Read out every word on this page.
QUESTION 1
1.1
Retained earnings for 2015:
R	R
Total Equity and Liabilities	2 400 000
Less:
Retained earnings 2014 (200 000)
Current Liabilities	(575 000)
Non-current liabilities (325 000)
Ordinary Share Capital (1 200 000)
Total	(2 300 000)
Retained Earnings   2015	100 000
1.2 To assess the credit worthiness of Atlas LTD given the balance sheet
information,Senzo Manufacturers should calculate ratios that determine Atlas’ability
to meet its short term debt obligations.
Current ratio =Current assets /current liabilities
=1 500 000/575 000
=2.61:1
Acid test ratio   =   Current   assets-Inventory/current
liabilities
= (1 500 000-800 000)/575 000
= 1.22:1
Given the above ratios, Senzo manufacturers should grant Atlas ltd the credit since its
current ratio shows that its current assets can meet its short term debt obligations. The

> _Aim of the task_: Please reproduce every line of the material word for word.

> _Answer for this exercise_:
Read out every word on this page.
QUESTION 1
1.1
Retained earnings for 2015:
R	R
Total Equity and Liabilities	2 400 000
Less:
Retained earnings 2014 (200 000)
Current Liabilities	(575 000)
Non-current liabilities (325 000)
Ordinary Share Capital (1 200 000)
Total	(2 300 000)
Retained Earnings   2015	100 000
1.2 To assess the credit worthiness of Atlas LTD given the balance sheet
information,Senzo Manufacturers should calculate ratios that determine Atlas’ability
to meet its short term debt obligations.
Current ratio =Current assets /current liabilities
=1 500 000/575 000
=2.61:1
Acid test ratio   =   Current   assets-Inventory/current
liabilities
= (1 500 000-800 000)/575 000
= 1.22:1
Given the above ratios, Senzo manufacturers should grant Atlas ltd the credit since its
current ratio shows that its current assets can meet its short term debt obligations. The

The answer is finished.